WHAT YOU HAVE TO DO: Copy all lines holding the word "this" from the entries.

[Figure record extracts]
┌──

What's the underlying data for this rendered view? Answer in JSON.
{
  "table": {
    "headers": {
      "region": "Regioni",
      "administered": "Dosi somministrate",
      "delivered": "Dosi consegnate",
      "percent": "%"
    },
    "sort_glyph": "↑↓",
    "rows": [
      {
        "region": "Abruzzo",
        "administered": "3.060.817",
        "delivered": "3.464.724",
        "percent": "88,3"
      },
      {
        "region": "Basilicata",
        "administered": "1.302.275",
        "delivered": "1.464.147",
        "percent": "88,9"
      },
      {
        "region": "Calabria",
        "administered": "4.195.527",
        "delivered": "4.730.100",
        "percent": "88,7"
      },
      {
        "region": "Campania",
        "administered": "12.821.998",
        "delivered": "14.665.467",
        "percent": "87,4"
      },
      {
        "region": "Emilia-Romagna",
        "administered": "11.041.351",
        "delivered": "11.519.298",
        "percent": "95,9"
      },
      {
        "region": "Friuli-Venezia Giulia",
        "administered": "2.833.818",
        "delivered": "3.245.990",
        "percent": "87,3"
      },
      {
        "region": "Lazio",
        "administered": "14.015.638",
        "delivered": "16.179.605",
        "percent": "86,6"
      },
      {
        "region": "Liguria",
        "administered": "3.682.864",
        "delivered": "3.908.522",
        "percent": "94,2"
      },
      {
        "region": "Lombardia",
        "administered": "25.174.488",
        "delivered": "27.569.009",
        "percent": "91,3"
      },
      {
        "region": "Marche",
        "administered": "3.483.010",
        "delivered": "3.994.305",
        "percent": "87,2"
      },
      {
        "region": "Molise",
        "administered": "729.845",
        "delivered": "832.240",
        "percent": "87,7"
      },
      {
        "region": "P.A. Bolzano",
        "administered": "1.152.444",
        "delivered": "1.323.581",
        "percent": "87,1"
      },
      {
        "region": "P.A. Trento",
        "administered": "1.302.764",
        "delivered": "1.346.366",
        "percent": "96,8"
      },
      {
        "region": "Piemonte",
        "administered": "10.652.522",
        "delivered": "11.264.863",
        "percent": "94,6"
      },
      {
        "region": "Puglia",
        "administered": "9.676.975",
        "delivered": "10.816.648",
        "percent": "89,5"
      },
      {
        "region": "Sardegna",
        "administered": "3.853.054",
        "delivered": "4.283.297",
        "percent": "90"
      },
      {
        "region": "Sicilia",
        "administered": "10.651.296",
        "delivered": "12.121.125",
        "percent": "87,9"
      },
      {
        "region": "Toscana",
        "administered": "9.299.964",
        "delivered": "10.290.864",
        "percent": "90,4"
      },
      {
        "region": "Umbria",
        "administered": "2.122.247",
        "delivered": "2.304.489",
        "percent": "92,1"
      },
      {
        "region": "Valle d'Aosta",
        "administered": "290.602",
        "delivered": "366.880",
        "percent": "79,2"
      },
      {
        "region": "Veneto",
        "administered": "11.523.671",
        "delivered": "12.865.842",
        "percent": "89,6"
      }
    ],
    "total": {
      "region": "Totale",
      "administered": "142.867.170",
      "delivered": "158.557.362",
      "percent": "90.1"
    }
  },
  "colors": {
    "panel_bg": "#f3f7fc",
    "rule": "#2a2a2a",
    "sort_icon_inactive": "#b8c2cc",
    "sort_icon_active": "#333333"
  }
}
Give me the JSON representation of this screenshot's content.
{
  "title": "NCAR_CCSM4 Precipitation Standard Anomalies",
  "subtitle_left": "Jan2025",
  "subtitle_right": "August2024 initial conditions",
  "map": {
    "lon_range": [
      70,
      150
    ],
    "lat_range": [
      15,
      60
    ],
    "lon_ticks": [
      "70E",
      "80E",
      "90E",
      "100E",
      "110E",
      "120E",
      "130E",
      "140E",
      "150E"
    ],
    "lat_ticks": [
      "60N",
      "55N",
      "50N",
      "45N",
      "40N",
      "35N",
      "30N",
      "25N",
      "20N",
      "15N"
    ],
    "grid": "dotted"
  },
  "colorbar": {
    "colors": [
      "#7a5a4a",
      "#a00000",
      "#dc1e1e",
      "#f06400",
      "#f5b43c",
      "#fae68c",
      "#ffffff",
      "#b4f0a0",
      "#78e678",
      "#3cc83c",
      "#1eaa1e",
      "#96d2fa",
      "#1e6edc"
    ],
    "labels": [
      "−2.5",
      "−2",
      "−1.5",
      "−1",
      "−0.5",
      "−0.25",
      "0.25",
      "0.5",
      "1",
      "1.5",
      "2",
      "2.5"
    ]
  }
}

└──

REPLY:
What's the underlying data for this rendered view? Answer in JSON.
Give me the JSON representation of this screenshot's content.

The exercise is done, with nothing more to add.